Given problem
Copy the data exactly; pictures stay out of the copy.

Listed entries
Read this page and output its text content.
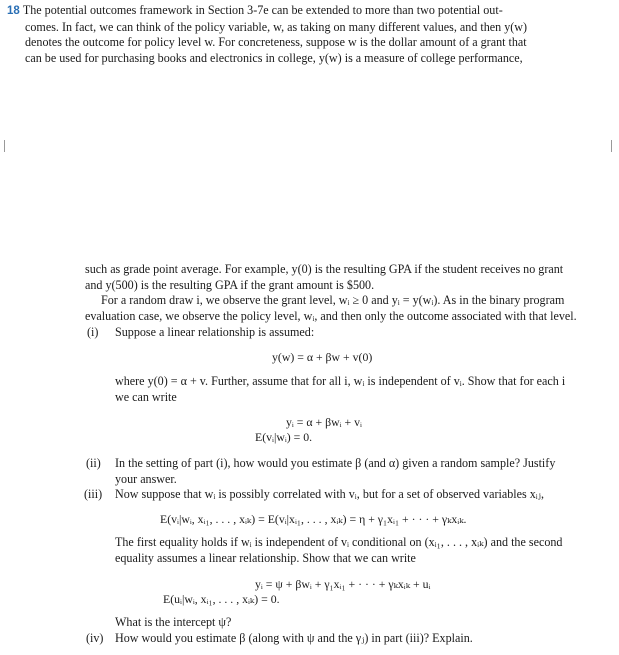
18 The potential outcomes framework in Section 3-7e can be extended to more than two potential out-

comes. In fact, we can think of the policy variable, w, as taking on many different values, and then y(w)

denotes the outcome for policy level w. For concreteness, suppose w is the dollar amount of a grant that

can be used for purchasing books and electronics in college, y(w) is a measure of college performance,

such as grade point average. For example, y(0) is the resulting GPA if the student receives no grant

and y(500) is the resulting GPA if the grant amount is $500.

For a random draw i, we observe the grant level, wᵢ ≥ 0 and yᵢ = y(wᵢ). As in the binary program

evaluation case, we observe the policy level, wᵢ, and then only the outcome associated with that level.

(i) Suppose a linear relationship is assumed:
y(w) = α + βw + v(0)

where y(0) = α + v. Further, assume that for all i, wᵢ is independent of vᵢ. Show that for each i

we can write

yᵢ = α + βwᵢ + vᵢ
E(vᵢ|wᵢ) = 0.
(ii) In the setting of part (i), how would you estimate β (and α) given a random sample? Justify

your answer.

(iii) Now suppose that wᵢ is possibly correlated with vᵢ, but for a set of observed variables xᵢⱼ,
E(vᵢ|wᵢ, xᵢ₁, . . . , xᵢₖ) = E(vᵢ|xᵢ₁, . . . , xᵢₖ) = η + γ₁xᵢ₁ + · · · + γₖxᵢₖ.

The first equality holds if wᵢ is independent of vᵢ conditional on (xᵢ₁, . . . , xᵢₖ) and the second

equality assumes a linear relationship. Show that we can write

yᵢ = ψ + βwᵢ + γ₁xᵢ₁ + · · · + γₖxᵢₖ + uᵢ
E(uᵢ|wᵢ, xᵢ₁, . . . , xᵢₖ) = 0.
What is the intercept ψ?
(iv) How would you estimate β (along with ψ and the γⱼ) in part (iii)? Explain.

Worked solution
Read this page and output its text content.
18 The potential outcomes framework in Section 3-7e can be extended to more than two potential out-

comes. In fact, we can think of the policy variable, w, as taking on many different values, and then y(w)

denotes the outcome for policy level w. For concreteness, suppose w is the dollar amount of a grant that

can be used for purchasing books and electronics in college, y(w) is a measure of college performance,

such as grade point average. For example, y(0) is the resulting GPA if the student receives no grant

and y(500) is the resulting GPA if the grant amount is $500.

For a random draw i, we observe the grant level, wᵢ ≥ 0 and yᵢ = y(wᵢ). As in the binary program

evaluation case, we observe the policy level, wᵢ, and then only the outcome associated with that level.

(i) Suppose a linear relationship is assumed:
y(w) = α + βw + v(0)

where y(0) = α + v. Further, assume that for all i, wᵢ is independent of vᵢ. Show that for each i

we can write

yᵢ = α + βwᵢ + vᵢ
E(vᵢ|wᵢ) = 0.
(ii) In the setting of part (i), how would you estimate β (and α) given a random sample? Justify

your answer.

(iii) Now suppose that wᵢ is possibly correlated with vᵢ, but for a set of observed variables xᵢⱼ,
E(vᵢ|wᵢ, xᵢ₁, . . . , xᵢₖ) = E(vᵢ|xᵢ₁, . . . , xᵢₖ) = η + γ₁xᵢ₁ + · · · + γₖxᵢₖ.

The first equality holds if wᵢ is independent of vᵢ conditional on (xᵢ₁, . . . , xᵢₖ) and the second

equality assumes a linear relationship. Show that we can write

yᵢ = ψ + βwᵢ + γ₁xᵢ₁ + · · · + γₖxᵢₖ + uᵢ
E(uᵢ|wᵢ, xᵢ₁, . . . , xᵢₖ) = 0.
What is the intercept ψ?
(iv) How would you estimate β (along with ψ and the γⱼ) in part (iii)? Explain.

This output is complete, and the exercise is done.